_WORK TO COMPLETE:_
Word for word, give the material below again, minus any images.

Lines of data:
■ ■ ■ ■ ■ ■ ■

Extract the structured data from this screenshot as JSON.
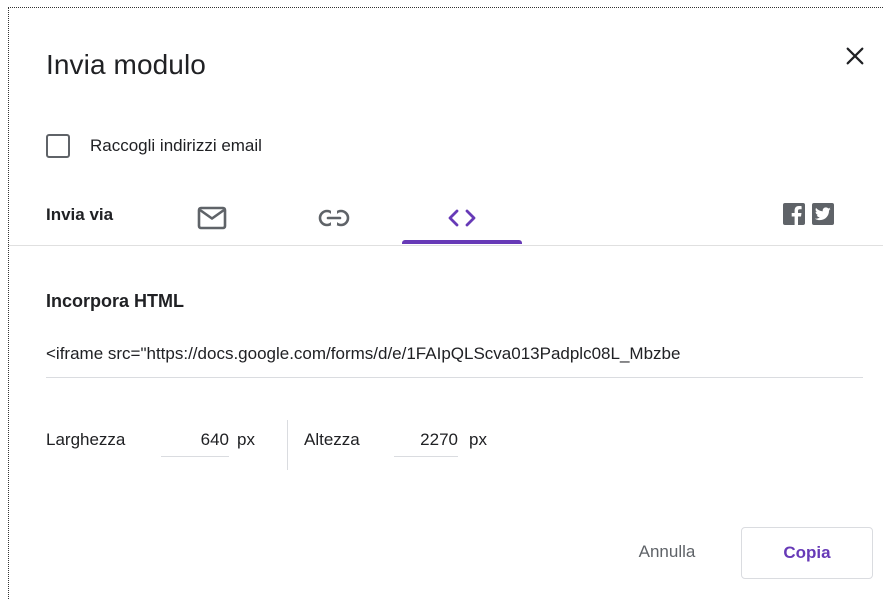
{
  "dialog": {
    "title": "Invia modulo",
    "close_icon": "close-icon"
  },
  "collect_emails": {
    "label": "Raccogli indirizzi email",
    "checked": false
  },
  "send_via": {
    "label": "Invia via",
    "tabs": [
      {
        "id": "email",
        "icon": "mail-icon",
        "selected": false
      },
      {
        "id": "link",
        "icon": "link-icon",
        "selected": false
      },
      {
        "id": "embed",
        "icon": "code-icon",
        "selected": true
      }
    ],
    "social": [
      {
        "id": "facebook",
        "icon": "facebook-icon"
      },
      {
        "id": "twitter",
        "icon": "twitter-icon"
      }
    ]
  },
  "embed": {
    "heading": "Incorpora HTML",
    "code": "<iframe src=\"https://docs.google.com/forms/d/e/1FAIpQLScva013Padplc08L_Mbzbe",
    "width_label": "Larghezza",
    "width_value": "640",
    "width_unit": "px",
    "height_label": "Altezza",
    "height_value": "2270",
    "height_unit": "px"
  },
  "actions": {
    "cancel_label": "Annulla",
    "copy_label": "Copia"
  },
  "colors": {
    "accent": "#673ab7",
    "text": "#202124",
    "icon": "#5f6368",
    "divider": "#e0e0e0"
  }
}
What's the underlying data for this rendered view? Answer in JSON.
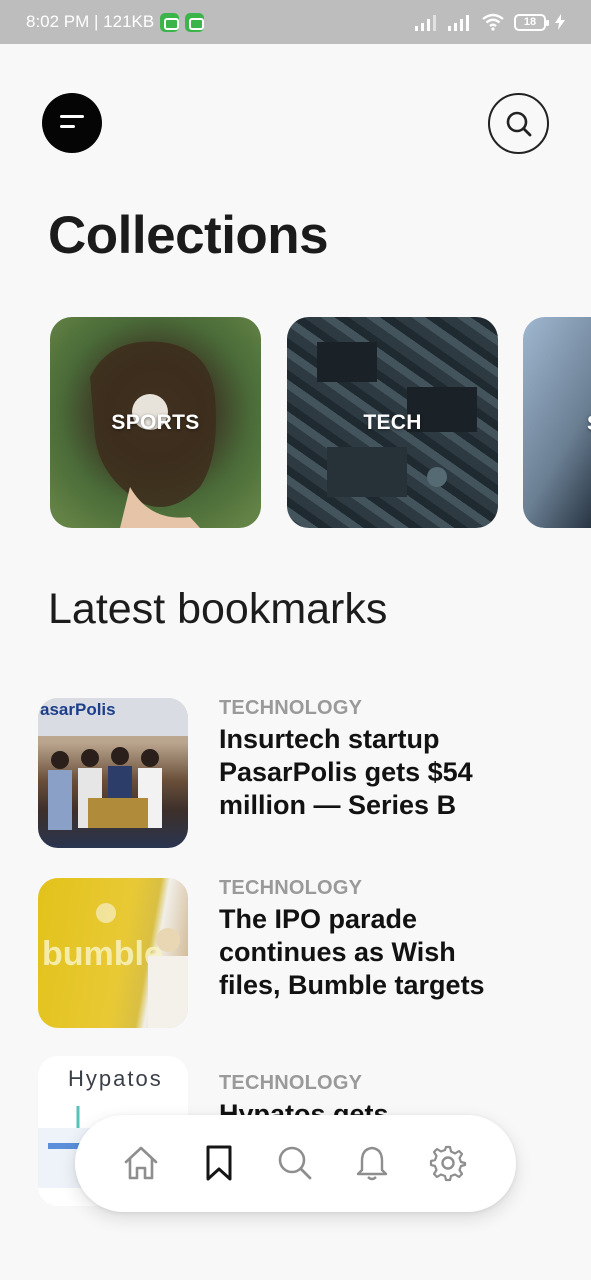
{
  "status_bar": {
    "time_and_data": "8:02 PM | 121KB",
    "battery_level": "18"
  },
  "header": {
    "title": "Collections",
    "menu_icon": "menu-icon",
    "search_icon": "search-icon"
  },
  "collections": [
    {
      "label": "SPORTS"
    },
    {
      "label": "TECH"
    },
    {
      "label": "S"
    }
  ],
  "bookmarks_section": {
    "title": "Latest bookmarks",
    "items": [
      {
        "category": "TECHNOLOGY",
        "headline": "Insurtech startup PasarPolis gets $54 million — Series B",
        "thumb_text": "asarPolis"
      },
      {
        "category": "TECHNOLOGY",
        "headline": "The IPO parade continues as Wish files, Bumble targets",
        "thumb_text": "bumble"
      },
      {
        "category": "TECHNOLOGY",
        "headline": "Hypatos gets",
        "thumb_text": "Hypatos"
      }
    ]
  },
  "bottom_nav": {
    "items": [
      {
        "icon": "home-icon",
        "active": false
      },
      {
        "icon": "bookmark-icon",
        "active": true
      },
      {
        "icon": "search-icon",
        "active": false
      },
      {
        "icon": "bell-icon",
        "active": false
      },
      {
        "icon": "gear-icon",
        "active": false
      }
    ]
  }
}
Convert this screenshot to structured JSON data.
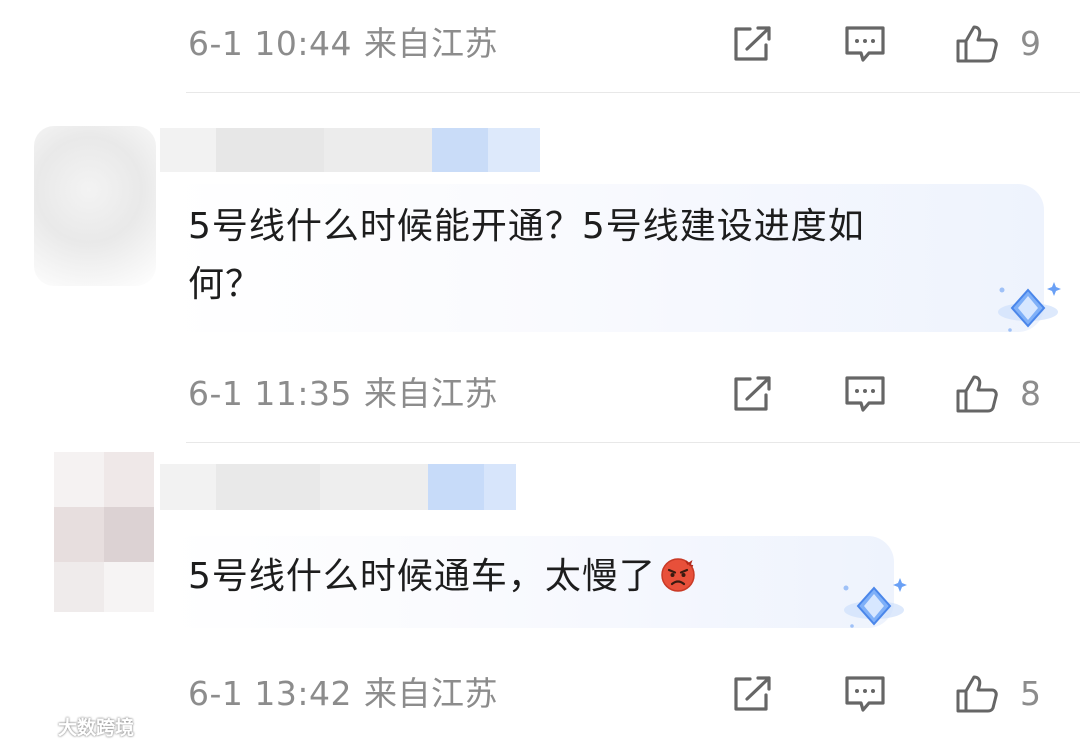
{
  "comments": [
    {
      "date": "6-1 10:44",
      "location": "来自江苏",
      "likes": "9"
    },
    {
      "text_line1": "5号线什么时候能开通？5号线建设进度如",
      "text_line2": "何？",
      "date": "6-1 11:35",
      "location": "来自江苏",
      "likes": "8"
    },
    {
      "text_line1": "5号线什么时候通车，太慢了",
      "emoji": "angry-face-icon",
      "date": "6-1 13:42",
      "location": "来自江苏",
      "likes": "5"
    }
  ],
  "icons": {
    "share": "share-icon",
    "reply": "comment-icon",
    "like": "thumbs-up-icon",
    "badge": "diamond-badge-icon"
  },
  "colors": {
    "meta_text": "#8c8c8c",
    "body_text": "#1d1d1d",
    "badge_blue": "#6aa0f5",
    "emoji_red": "#e8503a"
  },
  "watermark": {
    "text": "大数跨境"
  }
}
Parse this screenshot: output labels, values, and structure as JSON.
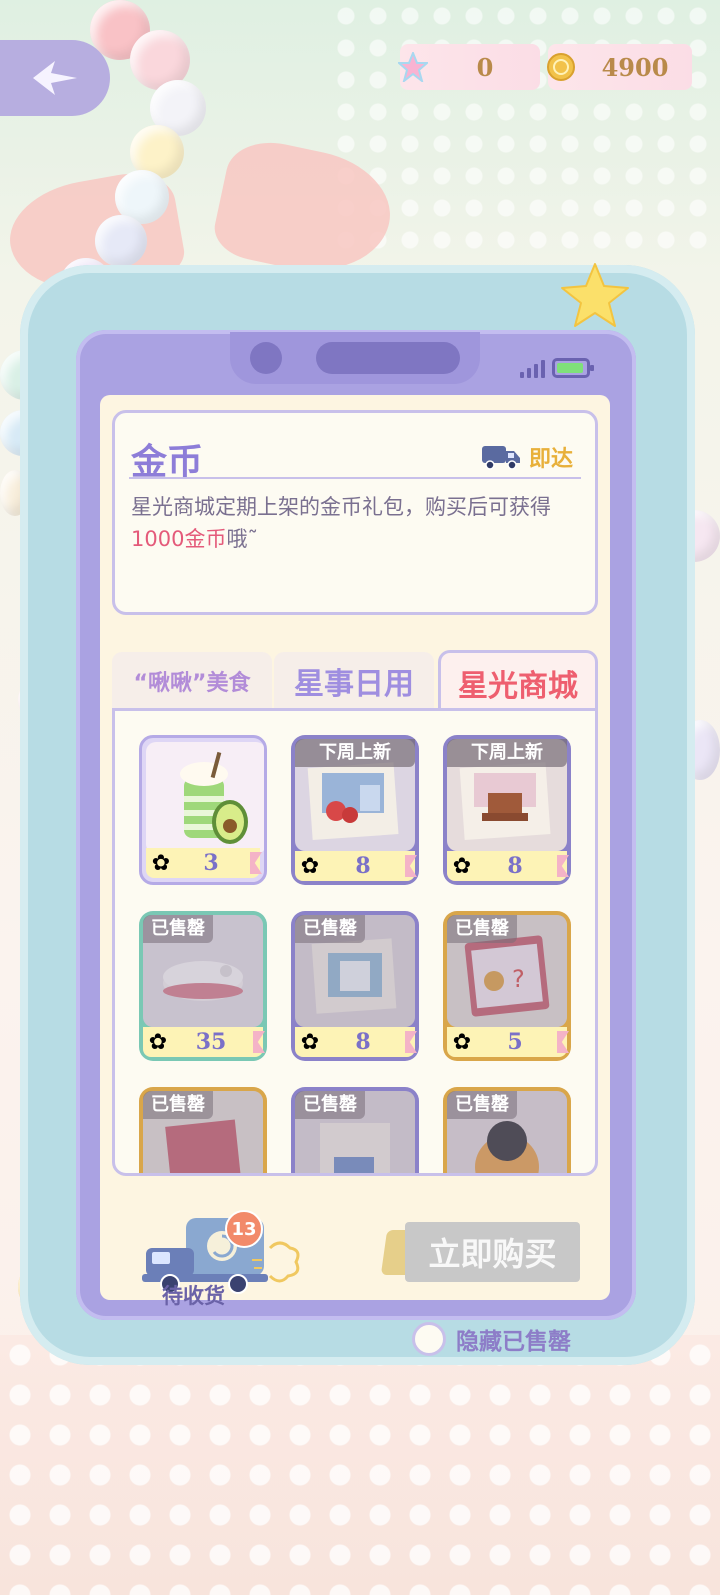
{
  "currency": {
    "stars": {
      "icon": "rainbow-star-icon",
      "value": "0"
    },
    "coins": {
      "icon": "gold-coin-icon",
      "value": "4900"
    }
  },
  "info_card": {
    "title": "金币",
    "delivery_label": "即达",
    "desc_before": "星光商城定期上架的金币礼包，购买后可获得",
    "desc_highlight": "1000金币",
    "desc_after": "哦˜"
  },
  "tabs": [
    {
      "label": "“啾啾”美食",
      "selected": false
    },
    {
      "label": "星事日用",
      "selected": false
    },
    {
      "label": "星光商城",
      "selected": true
    }
  ],
  "items": [
    {
      "name": "avocado-smoothie",
      "price": "3",
      "badge": "",
      "state": "selected"
    },
    {
      "name": "blue-bedroom-set",
      "price": "8",
      "badge": "下周上新",
      "state": "upcoming"
    },
    {
      "name": "pink-bedroom-set",
      "price": "8",
      "badge": "下周上新",
      "state": "upcoming"
    },
    {
      "name": "robot-vacuum",
      "price": "35",
      "badge": "已售罄",
      "state": "sold"
    },
    {
      "name": "blue-wall-decor",
      "price": "8",
      "badge": "已售罄",
      "state": "sold"
    },
    {
      "name": "sticker-book",
      "price": "5",
      "badge": "已售罄",
      "state": "sold"
    },
    {
      "name": "sticker-book-2",
      "price": "",
      "badge": "已售罄",
      "state": "sold"
    },
    {
      "name": "blue-decor-2",
      "price": "",
      "badge": "已售罄",
      "state": "sold"
    },
    {
      "name": "bear-item",
      "price": "",
      "badge": "已售罄",
      "state": "sold"
    }
  ],
  "bottom": {
    "pending_label": "待收货",
    "pending_count": "13",
    "buy_label": "立即购买",
    "hide_sold_label": "隐藏已售罄"
  },
  "colors": {
    "accent_purple": "#8d7dd8",
    "highlight_red": "#e45a7a",
    "tab_active": "#ee5f6f",
    "gold": "#e8b03a"
  }
}
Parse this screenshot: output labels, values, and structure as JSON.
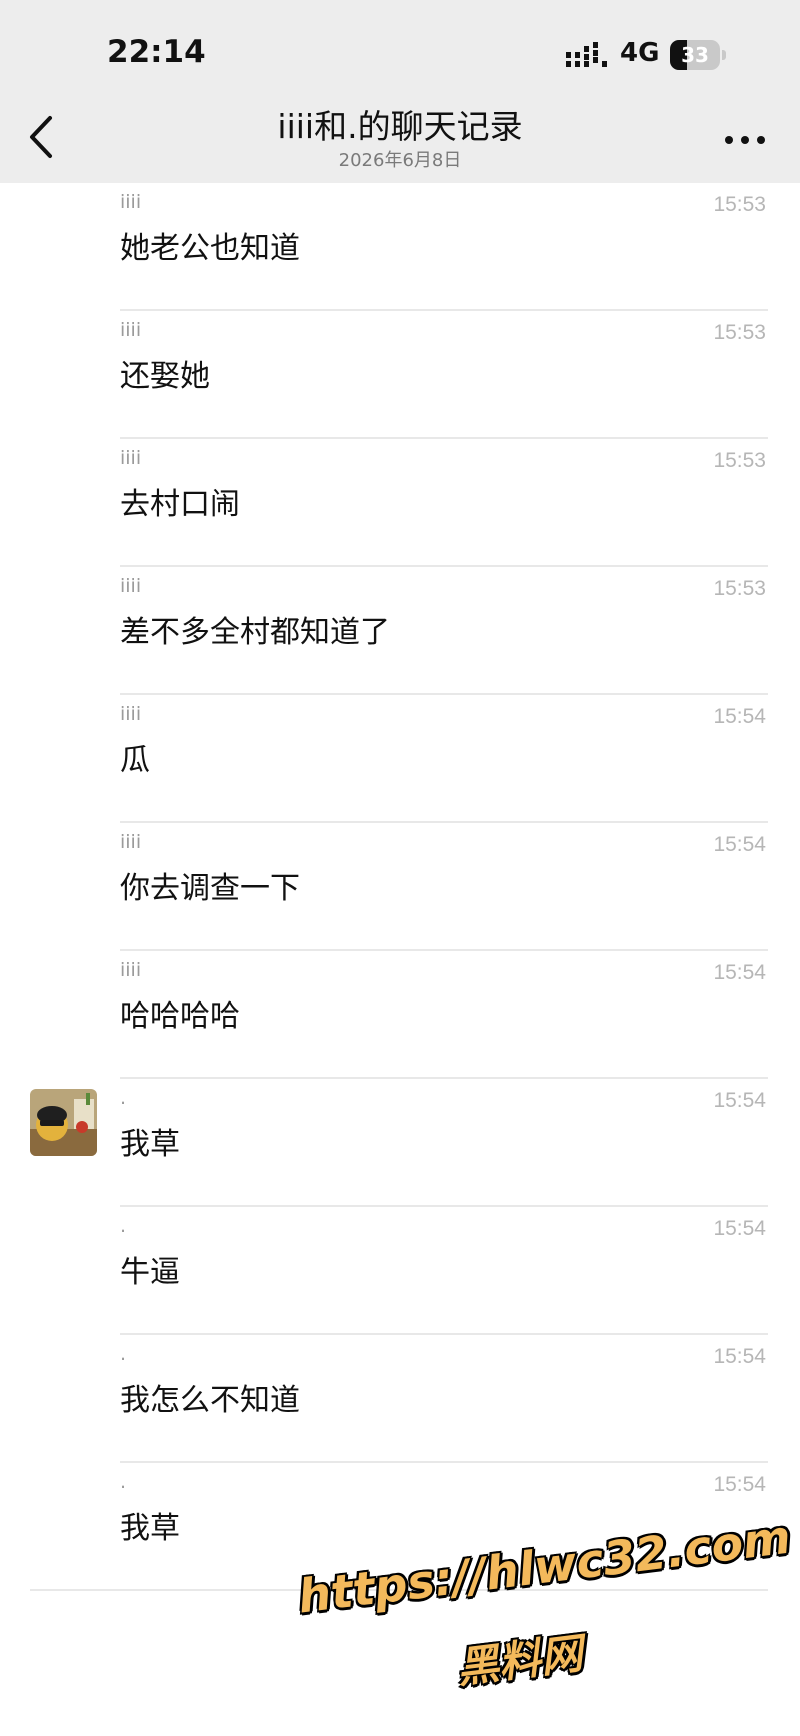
{
  "status_bar": {
    "time": "22:14",
    "network": "4G",
    "battery_level": "33",
    "battery_fraction": 0.33
  },
  "header": {
    "title": "iiii和.的聊天记录",
    "subtitle": "2026年6月8日",
    "back_icon": "chevron-left-icon",
    "more_icon": "more-horizontal-icon"
  },
  "messages": [
    {
      "sender": "iiii",
      "time": "15:53",
      "text": "她老公也知道",
      "avatar": false
    },
    {
      "sender": "iiii",
      "time": "15:53",
      "text": "还娶她",
      "avatar": false
    },
    {
      "sender": "iiii",
      "time": "15:53",
      "text": "去村口闹",
      "avatar": false
    },
    {
      "sender": "iiii",
      "time": "15:53",
      "text": "差不多全村都知道了",
      "avatar": false
    },
    {
      "sender": "iiii",
      "time": "15:54",
      "text": "瓜",
      "avatar": false
    },
    {
      "sender": "iiii",
      "time": "15:54",
      "text": "你去调查一下",
      "avatar": false
    },
    {
      "sender": "iiii",
      "time": "15:54",
      "text": "哈哈哈哈",
      "avatar": false
    },
    {
      "sender": ".",
      "time": "15:54",
      "text": "我草",
      "avatar": true
    },
    {
      "sender": ".",
      "time": "15:54",
      "text": "牛逼",
      "avatar": false
    },
    {
      "sender": ".",
      "time": "15:54",
      "text": "我怎么不知道",
      "avatar": false
    },
    {
      "sender": ".",
      "time": "15:54",
      "text": "我草",
      "avatar": false
    }
  ],
  "watermark": {
    "url": "https://hlwc32.com",
    "text": "黑料网"
  },
  "colors": {
    "header_bg": "#ededed",
    "watermark": "#f3b95b"
  }
}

■ ■ ■ ■ ■ ■ ■

_RESPONSE TO THIS TASK:_
Extract the structured data from this screenshot as JSON.
{
  "dialog": {
    "title": "Invia modulo",
    "close_icon": "close-icon"
  },
  "collect_emails": {
    "label": "Raccogli indirizzi email",
    "checked": false
  },
  "send_via": {
    "label": "Invia via",
    "tabs": [
      {
        "id": "email",
        "icon": "mail-icon",
        "selected": false
      },
      {
        "id": "link",
        "icon": "link-icon",
        "selected": false
      },
      {
        "id": "embed",
        "icon": "code-icon",
        "selected": true
      }
    ],
    "social": [
      {
        "id": "facebook",
        "icon": "facebook-icon"
      },
      {
        "id": "twitter",
        "icon": "twitter-icon"
      }
    ]
  },
  "embed": {
    "heading": "Incorpora HTML",
    "code": "<iframe src=\"https://docs.google.com/forms/d/e/1FAIpQLScva013Padplc08L_Mbzbe",
    "width_label": "Larghezza",
    "width_value": "640",
    "width_unit": "px",
    "height_label": "Altezza",
    "height_value": "2270",
    "height_unit": "px"
  },
  "actions": {
    "cancel_label": "Annulla",
    "copy_label": "Copia"
  },
  "colors": {
    "accent": "#673ab7",
    "text": "#202124",
    "icon": "#5f6368",
    "divider": "#e0e0e0"
  }
}
What's the underlying data for this rendered view? Answer in JSON.
{
  "status_bar": {
    "time_and_data": "8:02 PM | 121KB",
    "battery_level": "18"
  },
  "header": {
    "title": "Collections",
    "menu_icon": "menu-icon",
    "search_icon": "search-icon"
  },
  "collections": [
    {
      "label": "SPORTS"
    },
    {
      "label": "TECH"
    },
    {
      "label": "S"
    }
  ],
  "bookmarks_section": {
    "title": "Latest bookmarks",
    "items": [
      {
        "category": "TECHNOLOGY",
        "headline": "Insurtech startup PasarPolis gets $54 million — Series B",
        "thumb_text": "asarPolis"
      },
      {
        "category": "TECHNOLOGY",
        "headline": "The IPO parade continues as Wish files, Bumble targets",
        "thumb_text": "bumble"
      },
      {
        "category": "TECHNOLOGY",
        "headline": "Hypatos gets",
        "thumb_text": "Hypatos"
      }
    ]
  },
  "bottom_nav": {
    "items": [
      {
        "icon": "home-icon",
        "active": false
      },
      {
        "icon": "bookmark-icon",
        "active": true
      },
      {
        "icon": "search-icon",
        "active": false
      },
      {
        "icon": "bell-icon",
        "active": false
      },
      {
        "icon": "gear-icon",
        "active": false
      }
    ]
  }
}
Convert this screenshot to structured JSON data.
{
  "comments": [
    {
      "date": "6-1 10:44",
      "location": "来自江苏",
      "likes": "9"
    },
    {
      "text_line1": "5号线什么时候能开通？5号线建设进度如",
      "text_line2": "何？",
      "date": "6-1 11:35",
      "location": "来自江苏",
      "likes": "8"
    },
    {
      "text_line1": "5号线什么时候通车，太慢了",
      "emoji": "angry-face-icon",
      "date": "6-1 13:42",
      "location": "来自江苏",
      "likes": "5"
    }
  ],
  "icons": {
    "share": "share-icon",
    "reply": "comment-icon",
    "like": "thumbs-up-icon",
    "badge": "diamond-badge-icon"
  },
  "colors": {
    "meta_text": "#8c8c8c",
    "body_text": "#1d1d1d",
    "badge_blue": "#6aa0f5",
    "emoji_red": "#e8503a"
  },
  "watermark": {
    "text": "大数跨境"
  }
}
Parse this screenshot: output labels, values, and structure as JSON.
{
  "currency": {
    "stars": {
      "icon": "rainbow-star-icon",
      "value": "0"
    },
    "coins": {
      "icon": "gold-coin-icon",
      "value": "4900"
    }
  },
  "info_card": {
    "title": "金币",
    "delivery_label": "即达",
    "desc_before": "星光商城定期上架的金币礼包，购买后可获得",
    "desc_highlight": "1000金币",
    "desc_after": "哦˜"
  },
  "tabs": [
    {
      "label": "“啾啾”美食",
      "selected": false
    },
    {
      "label": "星事日用",
      "selected": false
    },
    {
      "label": "星光商城",
      "selected": true
    }
  ],
  "items": [
    {
      "name": "avocado-smoothie",
      "price": "3",
      "badge": "",
      "state": "selected"
    },
    {
      "name": "blue-bedroom-set",
      "price": "8",
      "badge": "下周上新",
      "state": "upcoming"
    },
    {
      "name": "pink-bedroom-set",
      "price": "8",
      "badge": "下周上新",
      "state": "upcoming"
    },
    {
      "name": "robot-vacuum",
      "price": "35",
      "badge": "已售罄",
      "state": "sold"
    },
    {
      "name": "blue-wall-decor",
      "price": "8",
      "badge": "已售罄",
      "state": "sold"
    },
    {
      "name": "sticker-book",
      "price": "5",
      "badge": "已售罄",
      "state": "sold"
    },
    {
      "name": "sticker-book-2",
      "price": "",
      "badge": "已售罄",
      "state": "sold"
    },
    {
      "name": "blue-decor-2",
      "price": "",
      "badge": "已售罄",
      "state": "sold"
    },
    {
      "name": "bear-item",
      "price": "",
      "badge": "已售罄",
      "state": "sold"
    }
  ],
  "bottom": {
    "pending_label": "待收货",
    "pending_count": "13",
    "buy_label": "立即购买",
    "hide_sold_label": "隐藏已售罄"
  },
  "colors": {
    "accent_purple": "#8d7dd8",
    "highlight_red": "#e45a7a",
    "tab_active": "#ee5f6f",
    "gold": "#e8b03a"
  }
}
Parse this screenshot: output labels, values, and structure as JSON.
{
  "status_bar": {
    "time": "22:14",
    "network": "4G",
    "battery_level": "33",
    "battery_fraction": 0.33
  },
  "header": {
    "title": "iiii和.的聊天记录",
    "subtitle": "2026年6月8日",
    "back_icon": "chevron-left-icon",
    "more_icon": "more-horizontal-icon"
  },
  "messages": [
    {
      "sender": "iiii",
      "time": "15:53",
      "text": "她老公也知道",
      "avatar": false
    },
    {
      "sender": "iiii",
      "time": "15:53",
      "text": "还娶她",
      "avatar": false
    },
    {
      "sender": "iiii",
      "time": "15:53",
      "text": "去村口闹",
      "avatar": false
    },
    {
      "sender": "iiii",
      "time": "15:53",
      "text": "差不多全村都知道了",
      "avatar": false
    },
    {
      "sender": "iiii",
      "time": "15:54",
      "text": "瓜",
      "avatar": false
    },
    {
      "sender": "iiii",
      "time": "15:54",
      "text": "你去调查一下",
      "avatar": false
    },
    {
      "sender": "iiii",
      "time": "15:54",
      "text": "哈哈哈哈",
      "avatar": false
    },
    {
      "sender": ".",
      "time": "15:54",
      "text": "我草",
      "avatar": true
    },
    {
      "sender": ".",
      "time": "15:54",
      "text": "牛逼",
      "avatar": false
    },
    {
      "sender": ".",
      "time": "15:54",
      "text": "我怎么不知道",
      "avatar": false
    },
    {
      "sender": ".",
      "time": "15:54",
      "text": "我草",
      "avatar": false
    }
  ],
  "watermark": {
    "url": "https://hlwc32.com",
    "text": "黑料网"
  },
  "colors": {
    "header_bg": "#ededed",
    "watermark": "#f3b95b"
  }
}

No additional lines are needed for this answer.